Directions >>
Output the full material exactly as it appears here.

Task data >>
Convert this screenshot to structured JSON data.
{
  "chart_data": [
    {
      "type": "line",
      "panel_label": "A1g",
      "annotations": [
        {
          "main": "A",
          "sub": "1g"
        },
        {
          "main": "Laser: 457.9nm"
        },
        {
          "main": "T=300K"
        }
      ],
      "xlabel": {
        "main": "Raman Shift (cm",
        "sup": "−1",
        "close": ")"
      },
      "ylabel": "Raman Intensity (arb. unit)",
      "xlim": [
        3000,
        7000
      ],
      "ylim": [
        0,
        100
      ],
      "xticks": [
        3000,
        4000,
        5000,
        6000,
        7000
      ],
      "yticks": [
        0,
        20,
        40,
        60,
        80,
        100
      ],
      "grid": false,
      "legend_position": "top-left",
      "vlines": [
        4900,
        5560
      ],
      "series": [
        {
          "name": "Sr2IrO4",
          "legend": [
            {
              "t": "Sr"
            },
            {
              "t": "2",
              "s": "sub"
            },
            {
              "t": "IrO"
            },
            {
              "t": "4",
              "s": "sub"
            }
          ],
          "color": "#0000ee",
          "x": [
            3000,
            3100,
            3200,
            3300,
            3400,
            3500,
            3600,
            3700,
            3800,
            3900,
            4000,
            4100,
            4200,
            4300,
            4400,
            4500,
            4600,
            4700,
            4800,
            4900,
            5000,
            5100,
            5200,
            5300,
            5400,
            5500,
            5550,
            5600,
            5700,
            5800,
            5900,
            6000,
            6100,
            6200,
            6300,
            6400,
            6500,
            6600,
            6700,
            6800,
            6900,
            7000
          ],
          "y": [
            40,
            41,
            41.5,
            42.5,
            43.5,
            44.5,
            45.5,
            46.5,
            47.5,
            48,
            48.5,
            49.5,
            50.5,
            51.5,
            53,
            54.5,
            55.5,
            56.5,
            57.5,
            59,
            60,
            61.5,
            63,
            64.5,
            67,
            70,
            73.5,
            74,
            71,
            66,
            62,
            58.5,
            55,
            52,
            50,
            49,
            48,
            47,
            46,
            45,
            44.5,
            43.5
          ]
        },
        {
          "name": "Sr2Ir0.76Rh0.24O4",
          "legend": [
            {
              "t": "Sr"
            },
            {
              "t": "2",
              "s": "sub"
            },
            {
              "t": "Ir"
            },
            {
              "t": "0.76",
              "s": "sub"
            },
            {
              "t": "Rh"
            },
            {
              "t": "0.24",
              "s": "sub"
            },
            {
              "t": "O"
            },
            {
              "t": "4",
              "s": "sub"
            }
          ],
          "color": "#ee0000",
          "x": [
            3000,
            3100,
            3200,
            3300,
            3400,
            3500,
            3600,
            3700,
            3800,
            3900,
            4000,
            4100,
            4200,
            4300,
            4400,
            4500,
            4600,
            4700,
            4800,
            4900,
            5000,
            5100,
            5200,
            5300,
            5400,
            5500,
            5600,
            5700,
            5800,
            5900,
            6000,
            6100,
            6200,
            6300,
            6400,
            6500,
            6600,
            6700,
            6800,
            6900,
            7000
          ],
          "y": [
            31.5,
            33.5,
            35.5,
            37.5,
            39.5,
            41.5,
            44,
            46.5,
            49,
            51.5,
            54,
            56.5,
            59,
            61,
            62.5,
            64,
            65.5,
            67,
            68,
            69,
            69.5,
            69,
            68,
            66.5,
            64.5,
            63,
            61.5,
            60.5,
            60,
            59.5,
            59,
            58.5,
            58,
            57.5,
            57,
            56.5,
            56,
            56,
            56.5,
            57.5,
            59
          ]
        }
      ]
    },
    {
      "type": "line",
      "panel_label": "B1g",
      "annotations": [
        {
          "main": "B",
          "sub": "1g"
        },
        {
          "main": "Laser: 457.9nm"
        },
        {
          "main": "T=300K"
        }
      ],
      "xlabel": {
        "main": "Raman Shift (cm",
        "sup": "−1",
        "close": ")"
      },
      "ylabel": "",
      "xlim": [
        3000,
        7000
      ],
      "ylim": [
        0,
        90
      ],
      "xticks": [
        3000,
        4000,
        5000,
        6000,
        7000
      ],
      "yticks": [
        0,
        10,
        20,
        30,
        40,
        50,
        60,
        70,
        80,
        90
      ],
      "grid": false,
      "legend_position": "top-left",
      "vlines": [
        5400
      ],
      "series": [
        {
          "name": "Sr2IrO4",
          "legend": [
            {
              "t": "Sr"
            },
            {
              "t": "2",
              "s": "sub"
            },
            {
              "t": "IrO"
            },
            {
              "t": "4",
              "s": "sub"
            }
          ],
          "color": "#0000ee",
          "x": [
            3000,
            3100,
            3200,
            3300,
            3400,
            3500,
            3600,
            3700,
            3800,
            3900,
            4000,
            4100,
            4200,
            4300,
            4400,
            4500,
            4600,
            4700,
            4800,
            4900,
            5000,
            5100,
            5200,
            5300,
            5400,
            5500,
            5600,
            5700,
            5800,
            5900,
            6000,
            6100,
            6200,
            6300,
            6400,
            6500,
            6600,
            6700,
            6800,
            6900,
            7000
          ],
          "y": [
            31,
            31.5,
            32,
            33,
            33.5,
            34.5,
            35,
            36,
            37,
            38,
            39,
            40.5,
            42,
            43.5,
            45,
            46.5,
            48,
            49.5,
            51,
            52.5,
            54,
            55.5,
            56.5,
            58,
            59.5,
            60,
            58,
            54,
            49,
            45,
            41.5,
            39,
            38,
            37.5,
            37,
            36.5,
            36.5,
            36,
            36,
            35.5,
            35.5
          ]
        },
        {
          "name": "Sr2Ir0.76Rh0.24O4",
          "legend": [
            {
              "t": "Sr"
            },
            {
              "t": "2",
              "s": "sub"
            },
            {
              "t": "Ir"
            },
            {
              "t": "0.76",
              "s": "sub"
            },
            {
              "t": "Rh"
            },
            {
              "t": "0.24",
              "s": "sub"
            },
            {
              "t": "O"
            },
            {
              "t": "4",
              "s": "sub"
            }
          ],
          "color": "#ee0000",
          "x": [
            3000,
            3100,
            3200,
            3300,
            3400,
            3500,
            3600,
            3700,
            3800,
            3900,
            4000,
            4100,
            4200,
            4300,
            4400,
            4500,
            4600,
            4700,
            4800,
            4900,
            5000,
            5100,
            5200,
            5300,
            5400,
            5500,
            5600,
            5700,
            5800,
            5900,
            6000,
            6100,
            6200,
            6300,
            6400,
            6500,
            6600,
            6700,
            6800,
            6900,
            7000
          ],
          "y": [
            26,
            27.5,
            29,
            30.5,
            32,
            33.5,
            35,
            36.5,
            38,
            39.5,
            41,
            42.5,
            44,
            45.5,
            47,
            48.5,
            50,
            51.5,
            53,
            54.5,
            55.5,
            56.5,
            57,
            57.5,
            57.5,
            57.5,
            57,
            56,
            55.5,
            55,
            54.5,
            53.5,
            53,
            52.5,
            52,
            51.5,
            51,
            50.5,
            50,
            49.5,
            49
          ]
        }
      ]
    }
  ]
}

Final answer >>
Convert this screenshot to structured JSON data.
{
  "chart_data": [
    {
      "type": "line",
      "panel_label": "A1g",
      "annotations": [
        {
          "main": "A",
          "sub": "1g"
        },
        {
          "main": "Laser: 457.9nm"
        },
        {
          "main": "T=300K"
        }
      ],
      "xlabel": {
        "main": "Raman Shift (cm",
        "sup": "−1",
        "close": ")"
      },
      "ylabel": "Raman Intensity (arb. unit)",
      "xlim": [
        3000,
        7000
      ],
      "ylim": [
        0,
        100
      ],
      "xticks": [
        3000,
        4000,
        5000,
        6000,
        7000
      ],
      "yticks": [
        0,
        20,
        40,
        60,
        80,
        100
      ],
      "grid": false,
      "legend_position": "top-left",
      "vlines": [
        4900,
        5560
      ],
      "series": [
        {
          "name": "Sr2IrO4",
          "legend": [
            {
              "t": "Sr"
            },
            {
              "t": "2",
              "s": "sub"
            },
            {
              "t": "IrO"
            },
            {
              "t": "4",
              "s": "sub"
            }
          ],
          "color": "#0000ee",
          "x": [
            3000,
            3100,
            3200,
            3300,
            3400,
            3500,
            3600,
            3700,
            3800,
            3900,
            4000,
            4100,
            4200,
            4300,
            4400,
            4500,
            4600,
            4700,
            4800,
            4900,
            5000,
            5100,
            5200,
            5300,
            5400,
            5500,
            5550,
            5600,
            5700,
            5800,
            5900,
            6000,
            6100,
            6200,
            6300,
            6400,
            6500,
            6600,
            6700,
            6800,
            6900,
            7000
          ],
          "y": [
            40,
            41,
            41.5,
            42.5,
            43.5,
            44.5,
            45.5,
            46.5,
            47.5,
            48,
            48.5,
            49.5,
            50.5,
            51.5,
            53,
            54.5,
            55.5,
            56.5,
            57.5,
            59,
            60,
            61.5,
            63,
            64.5,
            67,
            70,
            73.5,
            74,
            71,
            66,
            62,
            58.5,
            55,
            52,
            50,
            49,
            48,
            47,
            46,
            45,
            44.5,
            43.5
          ]
        },
        {
          "name": "Sr2Ir0.76Rh0.24O4",
          "legend": [
            {
              "t": "Sr"
            },
            {
              "t": "2",
              "s": "sub"
            },
            {
              "t": "Ir"
            },
            {
              "t": "0.76",
              "s": "sub"
            },
            {
              "t": "Rh"
            },
            {
              "t": "0.24",
              "s": "sub"
            },
            {
              "t": "O"
            },
            {
              "t": "4",
              "s": "sub"
            }
          ],
          "color": "#ee0000",
          "x": [
            3000,
            3100,
            3200,
            3300,
            3400,
            3500,
            3600,
            3700,
            3800,
            3900,
            4000,
            4100,
            4200,
            4300,
            4400,
            4500,
            4600,
            4700,
            4800,
            4900,
            5000,
            5100,
            5200,
            5300,
            5400,
            5500,
            5600,
            5700,
            5800,
            5900,
            6000,
            6100,
            6200,
            6300,
            6400,
            6500,
            6600,
            6700,
            6800,
            6900,
            7000
          ],
          "y": [
            31.5,
            33.5,
            35.5,
            37.5,
            39.5,
            41.5,
            44,
            46.5,
            49,
            51.5,
            54,
            56.5,
            59,
            61,
            62.5,
            64,
            65.5,
            67,
            68,
            69,
            69.5,
            69,
            68,
            66.5,
            64.5,
            63,
            61.5,
            60.5,
            60,
            59.5,
            59,
            58.5,
            58,
            57.5,
            57,
            56.5,
            56,
            56,
            56.5,
            57.5,
            59
          ]
        }
      ]
    },
    {
      "type": "line",
      "panel_label": "B1g",
      "annotations": [
        {
          "main": "B",
          "sub": "1g"
        },
        {
          "main": "Laser: 457.9nm"
        },
        {
          "main": "T=300K"
        }
      ],
      "xlabel": {
        "main": "Raman Shift (cm",
        "sup": "−1",
        "close": ")"
      },
      "ylabel": "",
      "xlim": [
        3000,
        7000
      ],
      "ylim": [
        0,
        90
      ],
      "xticks": [
        3000,
        4000,
        5000,
        6000,
        7000
      ],
      "yticks": [
        0,
        10,
        20,
        30,
        40,
        50,
        60,
        70,
        80,
        90
      ],
      "grid": false,
      "legend_position": "top-left",
      "vlines": [
        5400
      ],
      "series": [
        {
          "name": "Sr2IrO4",
          "legend": [
            {
              "t": "Sr"
            },
            {
              "t": "2",
              "s": "sub"
            },
            {
              "t": "IrO"
            },
            {
              "t": "4",
              "s": "sub"
            }
          ],
          "color": "#0000ee",
          "x": [
            3000,
            3100,
            3200,
            3300,
            3400,
            3500,
            3600,
            3700,
            3800,
            3900,
            4000,
            4100,
            4200,
            4300,
            4400,
            4500,
            4600,
            4700,
            4800,
            4900,
            5000,
            5100,
            5200,
            5300,
            5400,
            5500,
            5600,
            5700,
            5800,
            5900,
            6000,
            6100,
            6200,
            6300,
            6400,
            6500,
            6600,
            6700,
            6800,
            6900,
            7000
          ],
          "y": [
            31,
            31.5,
            32,
            33,
            33.5,
            34.5,
            35,
            36,
            37,
            38,
            39,
            40.5,
            42,
            43.5,
            45,
            46.5,
            48,
            49.5,
            51,
            52.5,
            54,
            55.5,
            56.5,
            58,
            59.5,
            60,
            58,
            54,
            49,
            45,
            41.5,
            39,
            38,
            37.5,
            37,
            36.5,
            36.5,
            36,
            36,
            35.5,
            35.5
          ]
        },
        {
          "name": "Sr2Ir0.76Rh0.24O4",
          "legend": [
            {
              "t": "Sr"
            },
            {
              "t": "2",
              "s": "sub"
            },
            {
              "t": "Ir"
            },
            {
              "t": "0.76",
              "s": "sub"
            },
            {
              "t": "Rh"
            },
            {
              "t": "0.24",
              "s": "sub"
            },
            {
              "t": "O"
            },
            {
              "t": "4",
              "s": "sub"
            }
          ],
          "color": "#ee0000",
          "x": [
            3000,
            3100,
            3200,
            3300,
            3400,
            3500,
            3600,
            3700,
            3800,
            3900,
            4000,
            4100,
            4200,
            4300,
            4400,
            4500,
            4600,
            4700,
            4800,
            4900,
            5000,
            5100,
            5200,
            5300,
            5400,
            5500,
            5600,
            5700,
            5800,
            5900,
            6000,
            6100,
            6200,
            6300,
            6400,
            6500,
            6600,
            6700,
            6800,
            6900,
            7000
          ],
          "y": [
            26,
            27.5,
            29,
            30.5,
            32,
            33.5,
            35,
            36.5,
            38,
            39.5,
            41,
            42.5,
            44,
            45.5,
            47,
            48.5,
            50,
            51.5,
            53,
            54.5,
            55.5,
            56.5,
            57,
            57.5,
            57.5,
            57.5,
            57,
            56,
            55.5,
            55,
            54.5,
            53.5,
            53,
            52.5,
            52,
            51.5,
            51,
            50.5,
            50,
            49.5,
            49
          ]
        }
      ]
    }
  ]
}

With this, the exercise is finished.